• Material provided
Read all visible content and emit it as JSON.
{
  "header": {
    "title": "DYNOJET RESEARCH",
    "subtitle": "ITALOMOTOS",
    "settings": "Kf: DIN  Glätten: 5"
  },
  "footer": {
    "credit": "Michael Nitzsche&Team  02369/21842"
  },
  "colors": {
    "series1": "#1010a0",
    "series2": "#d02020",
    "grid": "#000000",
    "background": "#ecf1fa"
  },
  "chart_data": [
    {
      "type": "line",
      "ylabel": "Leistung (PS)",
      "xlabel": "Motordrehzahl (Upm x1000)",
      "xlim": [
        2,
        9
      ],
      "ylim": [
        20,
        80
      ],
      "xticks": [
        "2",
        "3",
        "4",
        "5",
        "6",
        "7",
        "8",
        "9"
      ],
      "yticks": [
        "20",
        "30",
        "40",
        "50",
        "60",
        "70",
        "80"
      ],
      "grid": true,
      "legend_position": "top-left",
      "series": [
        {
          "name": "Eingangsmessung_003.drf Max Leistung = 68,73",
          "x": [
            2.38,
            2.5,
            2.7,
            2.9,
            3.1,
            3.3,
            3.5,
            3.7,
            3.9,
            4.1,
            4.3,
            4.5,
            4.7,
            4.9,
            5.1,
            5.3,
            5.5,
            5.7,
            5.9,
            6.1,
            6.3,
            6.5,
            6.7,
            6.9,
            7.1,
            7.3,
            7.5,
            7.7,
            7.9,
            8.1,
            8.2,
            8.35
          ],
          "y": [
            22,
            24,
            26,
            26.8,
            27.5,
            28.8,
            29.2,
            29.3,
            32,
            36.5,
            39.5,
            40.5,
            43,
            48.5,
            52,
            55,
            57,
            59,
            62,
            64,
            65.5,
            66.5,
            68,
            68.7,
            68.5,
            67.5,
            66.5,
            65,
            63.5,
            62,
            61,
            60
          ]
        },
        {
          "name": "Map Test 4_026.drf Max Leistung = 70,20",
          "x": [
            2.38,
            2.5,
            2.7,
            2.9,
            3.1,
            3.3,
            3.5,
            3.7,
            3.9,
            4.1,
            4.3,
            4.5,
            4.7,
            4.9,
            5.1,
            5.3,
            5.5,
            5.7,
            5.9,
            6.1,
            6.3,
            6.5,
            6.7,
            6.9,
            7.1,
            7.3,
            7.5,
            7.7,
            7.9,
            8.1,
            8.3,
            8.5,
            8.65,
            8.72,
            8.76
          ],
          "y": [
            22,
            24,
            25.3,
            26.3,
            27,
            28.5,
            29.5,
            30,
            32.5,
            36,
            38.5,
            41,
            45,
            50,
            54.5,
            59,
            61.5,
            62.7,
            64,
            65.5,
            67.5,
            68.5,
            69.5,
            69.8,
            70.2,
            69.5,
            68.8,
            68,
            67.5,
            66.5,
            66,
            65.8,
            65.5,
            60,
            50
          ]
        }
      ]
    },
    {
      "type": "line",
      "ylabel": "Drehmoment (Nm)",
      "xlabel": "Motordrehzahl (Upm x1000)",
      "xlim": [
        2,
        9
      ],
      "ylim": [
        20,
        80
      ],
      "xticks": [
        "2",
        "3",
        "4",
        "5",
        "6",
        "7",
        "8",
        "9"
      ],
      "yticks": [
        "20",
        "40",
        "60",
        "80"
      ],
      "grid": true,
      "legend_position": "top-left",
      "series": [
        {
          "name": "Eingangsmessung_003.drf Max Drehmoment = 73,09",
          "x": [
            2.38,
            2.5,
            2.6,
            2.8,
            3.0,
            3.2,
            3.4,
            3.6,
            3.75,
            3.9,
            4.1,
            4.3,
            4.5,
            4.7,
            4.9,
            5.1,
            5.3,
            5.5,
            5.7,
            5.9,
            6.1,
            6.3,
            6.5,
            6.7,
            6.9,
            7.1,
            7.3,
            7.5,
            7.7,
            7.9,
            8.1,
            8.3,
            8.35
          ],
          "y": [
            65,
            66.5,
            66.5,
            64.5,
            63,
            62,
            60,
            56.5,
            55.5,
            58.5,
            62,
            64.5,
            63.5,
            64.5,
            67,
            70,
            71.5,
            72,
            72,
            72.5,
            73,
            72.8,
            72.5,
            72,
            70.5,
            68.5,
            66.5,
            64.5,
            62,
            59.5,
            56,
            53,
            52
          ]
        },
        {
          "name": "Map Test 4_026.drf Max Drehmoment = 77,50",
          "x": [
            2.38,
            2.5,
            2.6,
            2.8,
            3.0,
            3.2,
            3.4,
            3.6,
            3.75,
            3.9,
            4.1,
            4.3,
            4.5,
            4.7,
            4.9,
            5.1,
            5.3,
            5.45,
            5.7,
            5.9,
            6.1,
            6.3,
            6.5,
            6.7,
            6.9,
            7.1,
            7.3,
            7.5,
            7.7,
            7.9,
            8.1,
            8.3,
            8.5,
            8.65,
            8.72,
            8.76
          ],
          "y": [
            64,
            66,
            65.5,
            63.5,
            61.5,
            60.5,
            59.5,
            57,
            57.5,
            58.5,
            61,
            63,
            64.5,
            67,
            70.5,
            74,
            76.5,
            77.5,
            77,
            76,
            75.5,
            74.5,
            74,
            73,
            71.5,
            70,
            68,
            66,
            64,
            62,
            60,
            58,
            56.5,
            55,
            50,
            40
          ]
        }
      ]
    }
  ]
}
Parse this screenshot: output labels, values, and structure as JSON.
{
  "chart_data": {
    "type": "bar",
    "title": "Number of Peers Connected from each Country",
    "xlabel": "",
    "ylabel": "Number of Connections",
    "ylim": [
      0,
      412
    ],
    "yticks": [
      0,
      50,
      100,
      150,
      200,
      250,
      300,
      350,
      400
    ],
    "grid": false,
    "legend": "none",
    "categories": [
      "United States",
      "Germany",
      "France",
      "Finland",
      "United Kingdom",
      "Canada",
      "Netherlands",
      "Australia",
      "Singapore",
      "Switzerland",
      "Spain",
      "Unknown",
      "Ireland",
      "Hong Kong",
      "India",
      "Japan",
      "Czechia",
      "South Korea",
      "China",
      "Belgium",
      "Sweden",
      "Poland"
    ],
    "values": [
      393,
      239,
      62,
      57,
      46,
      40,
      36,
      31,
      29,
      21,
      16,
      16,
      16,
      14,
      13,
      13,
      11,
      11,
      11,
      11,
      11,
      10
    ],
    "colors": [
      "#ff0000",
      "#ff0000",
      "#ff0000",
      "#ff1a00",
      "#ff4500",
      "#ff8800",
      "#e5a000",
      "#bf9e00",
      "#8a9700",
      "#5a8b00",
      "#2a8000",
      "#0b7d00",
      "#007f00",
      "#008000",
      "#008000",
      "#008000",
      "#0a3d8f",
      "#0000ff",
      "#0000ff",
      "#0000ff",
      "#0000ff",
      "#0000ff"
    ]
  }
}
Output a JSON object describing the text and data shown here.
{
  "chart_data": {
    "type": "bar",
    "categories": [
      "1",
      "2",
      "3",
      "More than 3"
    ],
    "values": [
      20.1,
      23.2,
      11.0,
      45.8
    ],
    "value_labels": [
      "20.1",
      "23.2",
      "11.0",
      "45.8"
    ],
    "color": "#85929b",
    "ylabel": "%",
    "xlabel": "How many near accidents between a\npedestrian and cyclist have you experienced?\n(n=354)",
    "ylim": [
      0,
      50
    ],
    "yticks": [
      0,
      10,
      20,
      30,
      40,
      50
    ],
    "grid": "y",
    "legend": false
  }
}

• Given problem
Return every record above exactly as it appears.

• Reply to the exercise
Read all visible content and emit it as JSON.
{
  "header": {
    "title": "DYNOJET RESEARCH",
    "subtitle": "ITALOMOTOS",
    "settings": "Kf: DIN  Glätten: 5"
  },
  "footer": {
    "credit": "Michael Nitzsche&Team  02369/21842"
  },
  "colors": {
    "series1": "#1010a0",
    "series2": "#d02020",
    "grid": "#000000",
    "background": "#ecf1fa"
  },
  "chart_data": [
    {
      "type": "line",
      "ylabel": "Leistung (PS)",
      "xlabel": "Motordrehzahl (Upm x1000)",
      "xlim": [
        2,
        9
      ],
      "ylim": [
        20,
        80
      ],
      "xticks": [
        "2",
        "3",
        "4",
        "5",
        "6",
        "7",
        "8",
        "9"
      ],
      "yticks": [
        "20",
        "30",
        "40",
        "50",
        "60",
        "70",
        "80"
      ],
      "grid": true,
      "legend_position": "top-left",
      "series": [
        {
          "name": "Eingangsmessung_003.drf Max Leistung = 68,73",
          "x": [
            2.38,
            2.5,
            2.7,
            2.9,
            3.1,
            3.3,
            3.5,
            3.7,
            3.9,
            4.1,
            4.3,
            4.5,
            4.7,
            4.9,
            5.1,
            5.3,
            5.5,
            5.7,
            5.9,
            6.1,
            6.3,
            6.5,
            6.7,
            6.9,
            7.1,
            7.3,
            7.5,
            7.7,
            7.9,
            8.1,
            8.2,
            8.35
          ],
          "y": [
            22,
            24,
            26,
            26.8,
            27.5,
            28.8,
            29.2,
            29.3,
            32,
            36.5,
            39.5,
            40.5,
            43,
            48.5,
            52,
            55,
            57,
            59,
            62,
            64,
            65.5,
            66.5,
            68,
            68.7,
            68.5,
            67.5,
            66.5,
            65,
            63.5,
            62,
            61,
            60
          ]
        },
        {
          "name": "Map Test 4_026.drf Max Leistung = 70,20",
          "x": [
            2.38,
            2.5,
            2.7,
            2.9,
            3.1,
            3.3,
            3.5,
            3.7,
            3.9,
            4.1,
            4.3,
            4.5,
            4.7,
            4.9,
            5.1,
            5.3,
            5.5,
            5.7,
            5.9,
            6.1,
            6.3,
            6.5,
            6.7,
            6.9,
            7.1,
            7.3,
            7.5,
            7.7,
            7.9,
            8.1,
            8.3,
            8.5,
            8.65,
            8.72,
            8.76
          ],
          "y": [
            22,
            24,
            25.3,
            26.3,
            27,
            28.5,
            29.5,
            30,
            32.5,
            36,
            38.5,
            41,
            45,
            50,
            54.5,
            59,
            61.5,
            62.7,
            64,
            65.5,
            67.5,
            68.5,
            69.5,
            69.8,
            70.2,
            69.5,
            68.8,
            68,
            67.5,
            66.5,
            66,
            65.8,
            65.5,
            60,
            50
          ]
        }
      ]
    },
    {
      "type": "line",
      "ylabel": "Drehmoment (Nm)",
      "xlabel": "Motordrehzahl (Upm x1000)",
      "xlim": [
        2,
        9
      ],
      "ylim": [
        20,
        80
      ],
      "xticks": [
        "2",
        "3",
        "4",
        "5",
        "6",
        "7",
        "8",
        "9"
      ],
      "yticks": [
        "20",
        "40",
        "60",
        "80"
      ],
      "grid": true,
      "legend_position": "top-left",
      "series": [
        {
          "name": "Eingangsmessung_003.drf Max Drehmoment = 73,09",
          "x": [
            2.38,
            2.5,
            2.6,
            2.8,
            3.0,
            3.2,
            3.4,
            3.6,
            3.75,
            3.9,
            4.1,
            4.3,
            4.5,
            4.7,
            4.9,
            5.1,
            5.3,
            5.5,
            5.7,
            5.9,
            6.1,
            6.3,
            6.5,
            6.7,
            6.9,
            7.1,
            7.3,
            7.5,
            7.7,
            7.9,
            8.1,
            8.3,
            8.35
          ],
          "y": [
            65,
            66.5,
            66.5,
            64.5,
            63,
            62,
            60,
            56.5,
            55.5,
            58.5,
            62,
            64.5,
            63.5,
            64.5,
            67,
            70,
            71.5,
            72,
            72,
            72.5,
            73,
            72.8,
            72.5,
            72,
            70.5,
            68.5,
            66.5,
            64.5,
            62,
            59.5,
            56,
            53,
            52
          ]
        },
        {
          "name": "Map Test 4_026.drf Max Drehmoment = 77,50",
          "x": [
            2.38,
            2.5,
            2.6,
            2.8,
            3.0,
            3.2,
            3.4,
            3.6,
            3.75,
            3.9,
            4.1,
            4.3,
            4.5,
            4.7,
            4.9,
            5.1,
            5.3,
            5.45,
            5.7,
            5.9,
            6.1,
            6.3,
            6.5,
            6.7,
            6.9,
            7.1,
            7.3,
            7.5,
            7.7,
            7.9,
            8.1,
            8.3,
            8.5,
            8.65,
            8.72,
            8.76
          ],
          "y": [
            64,
            66,
            65.5,
            63.5,
            61.5,
            60.5,
            59.5,
            57,
            57.5,
            58.5,
            61,
            63,
            64.5,
            67,
            70.5,
            74,
            76.5,
            77.5,
            77,
            76,
            75.5,
            74.5,
            74,
            73,
            71.5,
            70,
            68,
            66,
            64,
            62,
            60,
            58,
            56.5,
            55,
            50,
            40
          ]
        }
      ]
    }
  ]
}
Parse this screenshot: output labels, values, and structure as JSON.
{
  "chart_data": {
    "type": "bar",
    "title": "Number of Peers Connected from each Country",
    "xlabel": "",
    "ylabel": "Number of Connections",
    "ylim": [
      0,
      412
    ],
    "yticks": [
      0,
      50,
      100,
      150,
      200,
      250,
      300,
      350,
      400
    ],
    "grid": false,
    "legend": "none",
    "categories": [
      "United States",
      "Germany",
      "France",
      "Finland",
      "United Kingdom",
      "Canada",
      "Netherlands",
      "Australia",
      "Singapore",
      "Switzerland",
      "Spain",
      "Unknown",
      "Ireland",
      "Hong Kong",
      "India",
      "Japan",
      "Czechia",
      "South Korea",
      "China",
      "Belgium",
      "Sweden",
      "Poland"
    ],
    "values": [
      393,
      239,
      62,
      57,
      46,
      40,
      36,
      31,
      29,
      21,
      16,
      16,
      16,
      14,
      13,
      13,
      11,
      11,
      11,
      11,
      11,
      10
    ],
    "colors": [
      "#ff0000",
      "#ff0000",
      "#ff0000",
      "#ff1a00",
      "#ff4500",
      "#ff8800",
      "#e5a000",
      "#bf9e00",
      "#8a9700",
      "#5a8b00",
      "#2a8000",
      "#0b7d00",
      "#007f00",
      "#008000",
      "#008000",
      "#008000",
      "#0a3d8f",
      "#0000ff",
      "#0000ff",
      "#0000ff",
      "#0000ff",
      "#0000ff"
    ]
  }
}
Output a JSON object describing the text and data shown here.
{
  "chart_data": {
    "type": "bar",
    "categories": [
      "1",
      "2",
      "3",
      "More than 3"
    ],
    "values": [
      20.1,
      23.2,
      11.0,
      45.8
    ],
    "value_labels": [
      "20.1",
      "23.2",
      "11.0",
      "45.8"
    ],
    "color": "#85929b",
    "ylabel": "%",
    "xlabel": "How many near accidents between a\npedestrian and cyclist have you experienced?\n(n=354)",
    "ylim": [
      0,
      50
    ],
    "yticks": [
      0,
      10,
      20,
      30,
      40,
      50
    ],
    "grid": "y",
    "legend": false
  }
}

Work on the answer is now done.